What is needed
Your task is to copy every line of the entries that contains "bleach".

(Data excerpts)
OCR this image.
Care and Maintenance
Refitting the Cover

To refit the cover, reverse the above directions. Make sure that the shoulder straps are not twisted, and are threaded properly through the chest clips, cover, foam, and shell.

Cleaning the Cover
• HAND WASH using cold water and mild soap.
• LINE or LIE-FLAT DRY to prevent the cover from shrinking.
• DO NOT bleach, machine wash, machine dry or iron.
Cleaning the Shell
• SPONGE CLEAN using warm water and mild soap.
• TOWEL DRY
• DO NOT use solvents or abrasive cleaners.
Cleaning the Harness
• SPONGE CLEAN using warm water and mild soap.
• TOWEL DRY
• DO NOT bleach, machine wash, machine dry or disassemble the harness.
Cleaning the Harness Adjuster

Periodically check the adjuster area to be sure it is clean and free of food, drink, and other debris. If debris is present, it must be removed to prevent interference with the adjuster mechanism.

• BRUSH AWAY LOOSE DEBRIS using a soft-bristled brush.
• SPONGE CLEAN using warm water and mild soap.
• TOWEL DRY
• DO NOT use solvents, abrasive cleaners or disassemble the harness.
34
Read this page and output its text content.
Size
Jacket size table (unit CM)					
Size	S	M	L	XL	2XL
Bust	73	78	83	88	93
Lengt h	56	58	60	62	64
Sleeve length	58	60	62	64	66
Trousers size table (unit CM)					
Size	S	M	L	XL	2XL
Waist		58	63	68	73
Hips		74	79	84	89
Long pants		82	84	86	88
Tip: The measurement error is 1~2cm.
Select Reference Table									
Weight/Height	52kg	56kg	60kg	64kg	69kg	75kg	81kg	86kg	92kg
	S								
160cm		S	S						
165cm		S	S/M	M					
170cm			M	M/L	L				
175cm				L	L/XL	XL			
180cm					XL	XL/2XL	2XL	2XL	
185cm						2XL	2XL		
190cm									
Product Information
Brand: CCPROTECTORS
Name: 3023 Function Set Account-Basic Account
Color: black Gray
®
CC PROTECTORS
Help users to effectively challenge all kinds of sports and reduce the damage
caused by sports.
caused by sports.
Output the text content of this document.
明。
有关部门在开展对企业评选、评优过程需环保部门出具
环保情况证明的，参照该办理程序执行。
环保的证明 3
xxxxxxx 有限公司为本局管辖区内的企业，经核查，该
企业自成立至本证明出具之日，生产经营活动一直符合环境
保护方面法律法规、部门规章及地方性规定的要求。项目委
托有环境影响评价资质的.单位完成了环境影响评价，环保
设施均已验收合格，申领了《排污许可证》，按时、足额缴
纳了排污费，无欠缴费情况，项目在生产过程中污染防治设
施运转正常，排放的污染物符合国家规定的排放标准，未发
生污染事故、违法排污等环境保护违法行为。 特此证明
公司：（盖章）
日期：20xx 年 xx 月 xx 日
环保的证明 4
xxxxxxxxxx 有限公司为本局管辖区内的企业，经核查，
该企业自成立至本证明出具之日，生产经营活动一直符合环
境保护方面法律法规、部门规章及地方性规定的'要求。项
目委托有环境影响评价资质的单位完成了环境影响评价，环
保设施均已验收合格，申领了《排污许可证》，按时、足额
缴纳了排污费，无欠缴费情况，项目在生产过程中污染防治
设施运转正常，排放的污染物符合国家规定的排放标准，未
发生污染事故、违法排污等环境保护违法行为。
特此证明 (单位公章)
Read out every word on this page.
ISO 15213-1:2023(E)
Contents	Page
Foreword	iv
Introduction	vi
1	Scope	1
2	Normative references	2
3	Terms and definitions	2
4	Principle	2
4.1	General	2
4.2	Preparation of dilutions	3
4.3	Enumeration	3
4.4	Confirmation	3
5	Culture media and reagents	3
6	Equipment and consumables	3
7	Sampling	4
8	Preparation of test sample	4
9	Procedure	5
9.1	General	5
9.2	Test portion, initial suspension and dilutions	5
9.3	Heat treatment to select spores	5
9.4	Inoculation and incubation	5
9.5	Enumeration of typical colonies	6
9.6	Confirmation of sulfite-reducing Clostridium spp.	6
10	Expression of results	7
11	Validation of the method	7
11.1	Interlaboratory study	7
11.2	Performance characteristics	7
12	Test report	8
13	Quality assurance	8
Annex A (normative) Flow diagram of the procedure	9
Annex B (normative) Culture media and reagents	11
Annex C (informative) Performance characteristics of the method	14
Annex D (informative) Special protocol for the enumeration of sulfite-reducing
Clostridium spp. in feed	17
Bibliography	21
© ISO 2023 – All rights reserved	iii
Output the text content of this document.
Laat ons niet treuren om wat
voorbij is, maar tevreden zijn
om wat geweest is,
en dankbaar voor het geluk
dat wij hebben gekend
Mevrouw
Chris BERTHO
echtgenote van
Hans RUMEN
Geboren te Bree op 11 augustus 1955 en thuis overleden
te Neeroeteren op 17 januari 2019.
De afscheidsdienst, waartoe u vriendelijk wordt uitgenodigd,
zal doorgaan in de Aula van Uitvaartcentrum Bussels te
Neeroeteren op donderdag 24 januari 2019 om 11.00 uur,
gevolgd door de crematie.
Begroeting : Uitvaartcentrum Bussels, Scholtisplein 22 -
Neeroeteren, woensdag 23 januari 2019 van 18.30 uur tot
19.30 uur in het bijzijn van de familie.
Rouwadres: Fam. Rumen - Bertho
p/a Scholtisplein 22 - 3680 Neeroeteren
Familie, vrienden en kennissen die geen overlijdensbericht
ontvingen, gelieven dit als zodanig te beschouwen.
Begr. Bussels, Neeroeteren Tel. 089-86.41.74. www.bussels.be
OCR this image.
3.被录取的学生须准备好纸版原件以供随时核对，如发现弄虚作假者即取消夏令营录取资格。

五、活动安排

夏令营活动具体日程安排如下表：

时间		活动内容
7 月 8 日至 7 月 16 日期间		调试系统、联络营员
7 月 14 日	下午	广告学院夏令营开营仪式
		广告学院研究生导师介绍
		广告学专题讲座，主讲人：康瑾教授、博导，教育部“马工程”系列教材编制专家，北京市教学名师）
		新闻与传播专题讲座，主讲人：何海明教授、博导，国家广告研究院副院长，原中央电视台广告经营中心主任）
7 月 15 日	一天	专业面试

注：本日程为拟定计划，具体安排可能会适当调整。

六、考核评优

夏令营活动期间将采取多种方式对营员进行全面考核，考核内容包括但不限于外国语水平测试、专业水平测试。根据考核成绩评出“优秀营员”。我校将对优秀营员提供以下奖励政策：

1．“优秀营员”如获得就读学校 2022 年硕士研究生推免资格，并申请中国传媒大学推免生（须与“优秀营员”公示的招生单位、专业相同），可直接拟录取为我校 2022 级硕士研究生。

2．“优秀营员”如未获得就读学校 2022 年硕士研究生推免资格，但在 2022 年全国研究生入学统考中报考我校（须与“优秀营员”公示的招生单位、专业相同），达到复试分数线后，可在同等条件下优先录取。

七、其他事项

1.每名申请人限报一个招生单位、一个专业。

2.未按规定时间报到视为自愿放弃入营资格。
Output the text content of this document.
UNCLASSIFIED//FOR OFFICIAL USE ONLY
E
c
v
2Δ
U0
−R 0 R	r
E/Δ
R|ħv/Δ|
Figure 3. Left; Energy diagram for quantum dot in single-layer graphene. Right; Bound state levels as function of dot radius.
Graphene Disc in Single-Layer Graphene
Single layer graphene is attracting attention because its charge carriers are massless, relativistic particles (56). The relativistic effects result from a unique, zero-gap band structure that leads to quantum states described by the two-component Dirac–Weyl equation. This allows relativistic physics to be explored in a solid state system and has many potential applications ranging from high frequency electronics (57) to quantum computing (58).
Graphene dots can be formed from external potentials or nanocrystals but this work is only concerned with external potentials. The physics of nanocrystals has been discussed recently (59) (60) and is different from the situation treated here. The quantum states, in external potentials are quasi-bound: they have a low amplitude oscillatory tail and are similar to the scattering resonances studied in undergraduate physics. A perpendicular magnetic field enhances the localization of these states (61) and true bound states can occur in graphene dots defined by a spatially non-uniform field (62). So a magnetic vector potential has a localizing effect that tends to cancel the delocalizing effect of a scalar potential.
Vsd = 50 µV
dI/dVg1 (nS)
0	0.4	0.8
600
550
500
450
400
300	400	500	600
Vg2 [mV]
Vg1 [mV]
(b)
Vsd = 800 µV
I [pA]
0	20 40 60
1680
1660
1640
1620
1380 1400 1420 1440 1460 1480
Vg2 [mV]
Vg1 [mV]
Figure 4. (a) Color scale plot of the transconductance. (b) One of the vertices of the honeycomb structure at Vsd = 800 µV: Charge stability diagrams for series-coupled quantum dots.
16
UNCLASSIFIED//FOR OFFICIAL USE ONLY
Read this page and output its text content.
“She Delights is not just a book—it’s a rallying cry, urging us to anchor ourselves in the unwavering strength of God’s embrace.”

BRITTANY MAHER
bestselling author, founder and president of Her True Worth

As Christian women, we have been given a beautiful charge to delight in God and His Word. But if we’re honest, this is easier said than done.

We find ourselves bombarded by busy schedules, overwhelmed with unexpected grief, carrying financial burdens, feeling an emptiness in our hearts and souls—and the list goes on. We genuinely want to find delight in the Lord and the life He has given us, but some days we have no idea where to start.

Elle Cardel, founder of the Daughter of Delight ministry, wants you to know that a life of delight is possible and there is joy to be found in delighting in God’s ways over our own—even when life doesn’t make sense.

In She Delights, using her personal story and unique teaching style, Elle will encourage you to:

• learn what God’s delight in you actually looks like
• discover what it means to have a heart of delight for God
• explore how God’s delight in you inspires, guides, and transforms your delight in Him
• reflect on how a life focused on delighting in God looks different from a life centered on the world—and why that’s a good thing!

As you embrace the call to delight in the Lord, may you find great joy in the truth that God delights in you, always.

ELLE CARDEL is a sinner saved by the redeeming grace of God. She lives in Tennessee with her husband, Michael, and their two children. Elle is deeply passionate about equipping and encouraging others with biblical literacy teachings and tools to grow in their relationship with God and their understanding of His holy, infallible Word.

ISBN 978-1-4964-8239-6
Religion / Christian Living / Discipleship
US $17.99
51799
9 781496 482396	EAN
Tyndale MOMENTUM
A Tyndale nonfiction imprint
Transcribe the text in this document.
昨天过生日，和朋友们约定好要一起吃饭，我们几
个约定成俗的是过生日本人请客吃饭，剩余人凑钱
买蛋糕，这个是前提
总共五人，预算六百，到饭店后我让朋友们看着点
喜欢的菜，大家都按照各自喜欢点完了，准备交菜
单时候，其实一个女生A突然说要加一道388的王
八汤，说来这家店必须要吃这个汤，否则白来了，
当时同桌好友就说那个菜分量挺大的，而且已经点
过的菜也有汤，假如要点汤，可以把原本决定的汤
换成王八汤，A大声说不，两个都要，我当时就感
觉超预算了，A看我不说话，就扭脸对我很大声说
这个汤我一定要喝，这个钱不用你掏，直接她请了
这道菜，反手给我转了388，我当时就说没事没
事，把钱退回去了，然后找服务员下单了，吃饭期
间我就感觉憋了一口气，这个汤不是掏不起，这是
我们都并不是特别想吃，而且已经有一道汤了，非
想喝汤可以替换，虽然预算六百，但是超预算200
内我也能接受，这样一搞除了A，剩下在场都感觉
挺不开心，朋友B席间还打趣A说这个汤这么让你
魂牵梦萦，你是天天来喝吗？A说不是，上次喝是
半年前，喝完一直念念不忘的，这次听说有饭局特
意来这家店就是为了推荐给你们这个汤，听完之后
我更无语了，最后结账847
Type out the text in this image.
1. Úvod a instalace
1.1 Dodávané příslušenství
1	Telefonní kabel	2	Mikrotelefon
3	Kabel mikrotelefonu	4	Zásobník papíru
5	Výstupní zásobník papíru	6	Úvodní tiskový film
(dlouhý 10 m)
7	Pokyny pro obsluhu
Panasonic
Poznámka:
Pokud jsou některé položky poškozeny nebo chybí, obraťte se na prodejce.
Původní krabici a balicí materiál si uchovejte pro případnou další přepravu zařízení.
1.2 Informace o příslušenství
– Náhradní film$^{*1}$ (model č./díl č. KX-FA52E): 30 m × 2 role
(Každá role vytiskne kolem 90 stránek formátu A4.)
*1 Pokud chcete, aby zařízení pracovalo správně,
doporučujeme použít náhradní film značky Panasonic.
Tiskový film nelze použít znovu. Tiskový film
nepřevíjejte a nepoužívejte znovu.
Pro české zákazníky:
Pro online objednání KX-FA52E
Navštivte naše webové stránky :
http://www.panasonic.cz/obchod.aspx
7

Answer to the problem
• DO NOT bleach, machine wash, machine dry or iron.
• DO NOT bleach, machine wash, machine dry or disassemble the harness.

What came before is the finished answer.